**Texto extraído**
————

4ª. Por decisões judiciais transitadas em julgado, proferidas no processo principal, foi declarada a nulidade da deliberação de 27.7.1994, da CMS, que licenciou a construção de edifícios entretanto erigidos no imóvel da ora recorrida I…….., SA.
5ª. No caso sub judice nunca poderia assim considerar esgotada a presente execução com a simples notificação à referida recorrida de uma mera proposta de indeferimento do pedido de licenciamento apresentado por I…….., SA, em sede de audiência prévia e sem caráter definitivo (fls 7 a 9 da sentença recorrida – nº 12 e 13 dos factos provados e arts 100º e segs do CPA), pois tal equivale a negar efeitos práticos à declaração judicial de nulidade do licenciamento inicial, abstendo-se o douto tribunal a quo de impor à entidade recorrida os atos e operações materiais adequados à reintegração da ordem jurídica violada – indeferimento definitivo do pedido de licenciamento apresentado e consequente demolição da construção ilegal erigida – em clara violação do princípio da tutela judicial efetiva dos direitos e interesses dos ora recorrentes (art 20º da CRP) bem como do disposto nos arts 173º e segs do CPTA – nº 7 a 9.

————

**Dados fornecidos**
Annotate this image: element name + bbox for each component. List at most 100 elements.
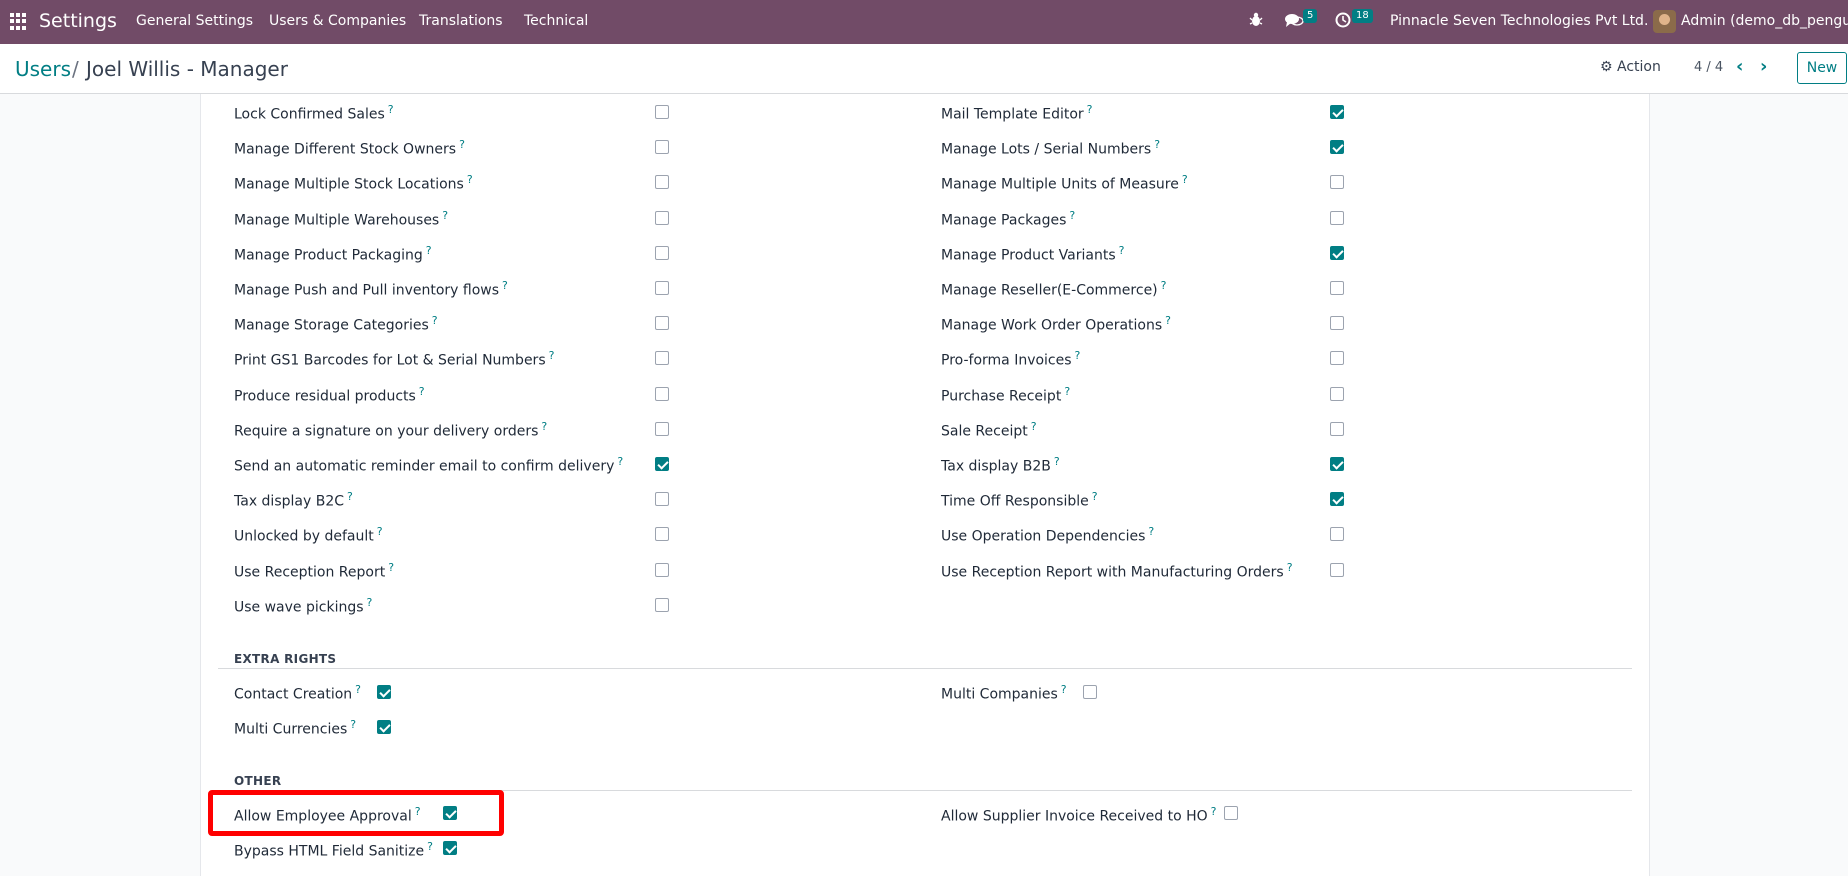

————

**Exercícios**
1. No texto sobre a nulidade do licenciamento, qual é a data da deliberação da CMS que foi declarada nula?
2. Continue, por favor, o texto sobre a nulidade do licenciamento a partir do ponto em que termina.

**Respostas**
1. 27.7.1994.

2.
6ª. A douta sentença recorrida enferma de manifestos erros de julgamento, tendo violado frontalmente o disposto no art 177º, nº 4 do CPTA, pois a falta de apresentação de réplica à contestação apresentada no presente processo executivo pela Administração não exprime qualquer concordância com a contestação (art 203º da CRP – cfr Aroso de Almeida e Fernandes Cadilha, Comentário ao CPTA, 2ª edição, pág. 998) – nº 10 a 12.
7ª. A douta sentença recorrida violou frontalmente o disposto no art 177º, nº 1 do CPTA, sendo manifesta a legitimidade passiva de I………, SA, na qualidade de contrainteressada, à semelhança do que sucedeu no processo principal, na medida em que a satisfação da pretensão dirigida pelos ora recorrentes contra a CM de Sintra é suscetível de prejudicar os seus interesses e de se projetar diretamente na sua esfera jurídica, pois implica, além do mais, a reapreciação do licenciamento de que eram titulares, com a possibilidade de este vir a ser indeferido e de a construção por si realizada poder ser demolida (art 57º do CPTA e 36º, nº 1, al b) da LPTA) – nº 13 a 16.
8ª. Os recorrentes invocaram nos arts 13º, 19º, 20º, 21º, 47º do r.i. os factos suscetíveis de revelar a existência dos prejuízos cuja indemnização foi genericamente reclamada, referindo expressamente que tais danos se consubstanciaram na violação pela recorrida de afastamentos legais, ensombramento para os seus prédios, devassa da sua intimidade pessoal e privacidade, e violações do seu direito ao ambiente e qualidade de vida, pelo que a douta sentença recorrida violou frontalmente o disposto nos arts 569º do CC e 471º, nº 1, al b) do CPC – nº 17 e 18.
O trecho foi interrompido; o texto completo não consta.